* THE PROBLEM
All lines in which the word "مرغوب" occurs are to be extracted.

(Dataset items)
* Begin *

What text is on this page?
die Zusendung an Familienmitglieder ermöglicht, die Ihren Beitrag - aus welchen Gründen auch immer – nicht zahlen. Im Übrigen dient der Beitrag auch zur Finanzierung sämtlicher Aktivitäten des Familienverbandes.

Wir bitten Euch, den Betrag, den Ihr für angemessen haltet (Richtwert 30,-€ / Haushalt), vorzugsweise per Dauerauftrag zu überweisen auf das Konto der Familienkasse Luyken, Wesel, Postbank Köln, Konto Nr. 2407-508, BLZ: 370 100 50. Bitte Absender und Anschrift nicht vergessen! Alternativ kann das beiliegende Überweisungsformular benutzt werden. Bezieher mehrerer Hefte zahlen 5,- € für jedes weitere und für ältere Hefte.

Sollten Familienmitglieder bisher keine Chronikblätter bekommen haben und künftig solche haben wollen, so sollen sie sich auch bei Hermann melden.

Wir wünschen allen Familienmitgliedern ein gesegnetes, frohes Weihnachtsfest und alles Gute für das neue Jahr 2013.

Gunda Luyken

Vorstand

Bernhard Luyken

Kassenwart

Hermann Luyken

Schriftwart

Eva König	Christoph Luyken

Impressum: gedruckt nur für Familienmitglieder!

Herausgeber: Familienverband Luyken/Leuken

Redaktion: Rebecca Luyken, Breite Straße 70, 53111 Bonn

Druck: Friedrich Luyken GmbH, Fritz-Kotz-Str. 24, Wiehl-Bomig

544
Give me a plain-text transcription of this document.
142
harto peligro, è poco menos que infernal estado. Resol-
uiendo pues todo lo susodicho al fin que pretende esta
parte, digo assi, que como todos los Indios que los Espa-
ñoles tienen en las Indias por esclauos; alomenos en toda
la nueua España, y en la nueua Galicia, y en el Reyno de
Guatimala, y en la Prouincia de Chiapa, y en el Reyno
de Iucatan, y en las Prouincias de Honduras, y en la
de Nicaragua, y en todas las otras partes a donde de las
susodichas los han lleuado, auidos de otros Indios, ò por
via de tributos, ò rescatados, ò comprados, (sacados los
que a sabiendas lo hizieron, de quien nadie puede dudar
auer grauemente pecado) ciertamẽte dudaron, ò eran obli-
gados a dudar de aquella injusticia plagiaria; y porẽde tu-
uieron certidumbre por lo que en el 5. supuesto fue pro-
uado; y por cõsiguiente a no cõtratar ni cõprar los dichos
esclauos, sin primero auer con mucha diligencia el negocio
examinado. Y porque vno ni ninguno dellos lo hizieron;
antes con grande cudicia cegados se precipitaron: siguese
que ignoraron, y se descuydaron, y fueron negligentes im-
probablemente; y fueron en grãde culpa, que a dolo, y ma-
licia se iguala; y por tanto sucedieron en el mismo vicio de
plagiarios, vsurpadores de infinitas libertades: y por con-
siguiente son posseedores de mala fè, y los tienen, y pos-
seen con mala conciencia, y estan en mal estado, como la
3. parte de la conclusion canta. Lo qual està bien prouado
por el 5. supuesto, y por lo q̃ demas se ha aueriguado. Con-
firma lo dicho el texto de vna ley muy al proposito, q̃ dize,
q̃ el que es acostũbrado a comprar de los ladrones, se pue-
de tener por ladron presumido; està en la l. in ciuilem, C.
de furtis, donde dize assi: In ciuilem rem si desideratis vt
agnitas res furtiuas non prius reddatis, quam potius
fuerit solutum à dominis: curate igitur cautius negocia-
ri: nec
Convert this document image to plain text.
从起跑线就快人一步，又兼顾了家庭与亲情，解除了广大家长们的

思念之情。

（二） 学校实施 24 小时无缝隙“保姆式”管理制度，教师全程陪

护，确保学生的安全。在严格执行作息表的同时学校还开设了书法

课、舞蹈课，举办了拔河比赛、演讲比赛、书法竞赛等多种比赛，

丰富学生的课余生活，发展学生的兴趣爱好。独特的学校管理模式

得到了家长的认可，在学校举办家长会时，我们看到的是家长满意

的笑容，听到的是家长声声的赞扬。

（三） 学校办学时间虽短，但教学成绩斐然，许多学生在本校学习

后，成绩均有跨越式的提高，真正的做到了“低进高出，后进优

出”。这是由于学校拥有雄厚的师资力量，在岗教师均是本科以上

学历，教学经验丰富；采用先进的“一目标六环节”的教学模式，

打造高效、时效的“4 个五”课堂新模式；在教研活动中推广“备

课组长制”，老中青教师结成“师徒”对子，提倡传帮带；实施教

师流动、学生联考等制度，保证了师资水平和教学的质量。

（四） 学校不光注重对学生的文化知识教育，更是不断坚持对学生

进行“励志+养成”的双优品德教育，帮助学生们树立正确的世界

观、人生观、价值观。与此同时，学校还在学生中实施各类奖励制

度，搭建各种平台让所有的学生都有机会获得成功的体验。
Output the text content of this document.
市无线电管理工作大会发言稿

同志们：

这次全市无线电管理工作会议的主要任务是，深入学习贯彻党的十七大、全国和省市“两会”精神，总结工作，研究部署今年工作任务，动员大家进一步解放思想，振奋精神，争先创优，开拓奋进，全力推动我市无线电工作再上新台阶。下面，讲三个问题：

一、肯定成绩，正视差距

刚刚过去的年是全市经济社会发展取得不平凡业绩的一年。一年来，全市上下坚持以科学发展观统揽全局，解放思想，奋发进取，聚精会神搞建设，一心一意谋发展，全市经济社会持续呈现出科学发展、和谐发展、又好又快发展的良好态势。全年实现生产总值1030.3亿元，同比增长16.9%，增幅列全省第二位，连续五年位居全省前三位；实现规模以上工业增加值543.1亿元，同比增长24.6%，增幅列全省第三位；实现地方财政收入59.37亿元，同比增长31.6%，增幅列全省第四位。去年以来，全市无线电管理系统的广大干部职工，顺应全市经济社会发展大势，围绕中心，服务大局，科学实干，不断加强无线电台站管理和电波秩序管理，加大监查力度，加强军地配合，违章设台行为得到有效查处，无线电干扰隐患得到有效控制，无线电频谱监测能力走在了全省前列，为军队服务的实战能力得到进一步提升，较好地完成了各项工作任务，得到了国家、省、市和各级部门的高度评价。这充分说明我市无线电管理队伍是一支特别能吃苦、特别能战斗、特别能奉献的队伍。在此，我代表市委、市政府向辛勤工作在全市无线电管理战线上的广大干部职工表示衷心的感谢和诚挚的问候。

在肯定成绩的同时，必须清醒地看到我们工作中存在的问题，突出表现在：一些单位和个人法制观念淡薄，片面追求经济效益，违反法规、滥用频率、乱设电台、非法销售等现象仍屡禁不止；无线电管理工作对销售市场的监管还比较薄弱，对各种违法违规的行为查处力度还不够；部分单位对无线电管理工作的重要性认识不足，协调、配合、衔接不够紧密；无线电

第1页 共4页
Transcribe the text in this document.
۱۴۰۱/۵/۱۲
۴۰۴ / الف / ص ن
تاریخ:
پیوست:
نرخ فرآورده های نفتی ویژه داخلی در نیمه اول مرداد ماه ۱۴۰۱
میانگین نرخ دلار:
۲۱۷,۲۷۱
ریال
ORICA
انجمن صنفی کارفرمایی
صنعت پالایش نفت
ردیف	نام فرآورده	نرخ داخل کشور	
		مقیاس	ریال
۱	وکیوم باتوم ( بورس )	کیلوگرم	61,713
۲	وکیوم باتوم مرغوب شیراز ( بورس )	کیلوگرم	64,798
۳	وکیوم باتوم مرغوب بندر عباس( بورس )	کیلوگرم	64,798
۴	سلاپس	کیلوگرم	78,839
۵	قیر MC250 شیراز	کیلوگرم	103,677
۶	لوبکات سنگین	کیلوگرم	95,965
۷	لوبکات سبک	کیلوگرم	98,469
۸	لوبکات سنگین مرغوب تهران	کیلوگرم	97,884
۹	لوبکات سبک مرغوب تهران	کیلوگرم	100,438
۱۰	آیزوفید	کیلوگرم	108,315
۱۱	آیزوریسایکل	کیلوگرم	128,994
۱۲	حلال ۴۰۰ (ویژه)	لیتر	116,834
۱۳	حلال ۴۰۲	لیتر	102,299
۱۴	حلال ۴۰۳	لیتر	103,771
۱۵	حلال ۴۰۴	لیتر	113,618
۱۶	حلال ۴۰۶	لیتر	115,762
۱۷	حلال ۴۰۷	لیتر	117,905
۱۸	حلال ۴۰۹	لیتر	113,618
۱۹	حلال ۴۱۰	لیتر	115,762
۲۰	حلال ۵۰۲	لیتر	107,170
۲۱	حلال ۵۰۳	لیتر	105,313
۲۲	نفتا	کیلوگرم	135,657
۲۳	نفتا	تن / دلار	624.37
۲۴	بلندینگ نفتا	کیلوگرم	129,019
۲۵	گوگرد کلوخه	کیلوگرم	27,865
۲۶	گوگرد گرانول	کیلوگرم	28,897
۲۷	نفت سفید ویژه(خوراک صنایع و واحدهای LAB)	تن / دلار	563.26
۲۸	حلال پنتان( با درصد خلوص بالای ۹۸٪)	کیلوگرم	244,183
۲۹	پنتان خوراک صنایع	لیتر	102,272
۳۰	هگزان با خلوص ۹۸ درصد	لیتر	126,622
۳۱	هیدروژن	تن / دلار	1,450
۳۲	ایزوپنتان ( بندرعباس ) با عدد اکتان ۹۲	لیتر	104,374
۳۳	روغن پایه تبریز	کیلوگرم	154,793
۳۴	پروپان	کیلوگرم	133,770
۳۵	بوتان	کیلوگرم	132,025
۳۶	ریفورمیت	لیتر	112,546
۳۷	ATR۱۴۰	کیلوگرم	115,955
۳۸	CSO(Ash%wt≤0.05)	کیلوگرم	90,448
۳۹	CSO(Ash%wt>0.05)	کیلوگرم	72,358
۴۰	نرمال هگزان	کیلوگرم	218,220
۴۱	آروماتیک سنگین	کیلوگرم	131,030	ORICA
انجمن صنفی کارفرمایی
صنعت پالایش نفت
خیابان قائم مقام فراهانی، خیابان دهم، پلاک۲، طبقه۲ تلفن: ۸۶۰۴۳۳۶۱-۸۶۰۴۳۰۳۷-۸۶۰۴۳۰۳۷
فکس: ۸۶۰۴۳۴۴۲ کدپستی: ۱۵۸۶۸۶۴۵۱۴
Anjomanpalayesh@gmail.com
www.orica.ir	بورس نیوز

* End *

* WRITTEN ANSWER
۲	وکیوم باتوم مرغوب شیراز ( بورس )	کیلوگرم	64,798
۳	وکیوم باتوم مرغوب بندر عباس( بورس )	کیلوگرم	64,798
۸	لوبکات سنگین مرغوب تهران	کیلوگرم	97,884
۹	لوبکات سبک مرغوب تهران	کیلوگرم	100,438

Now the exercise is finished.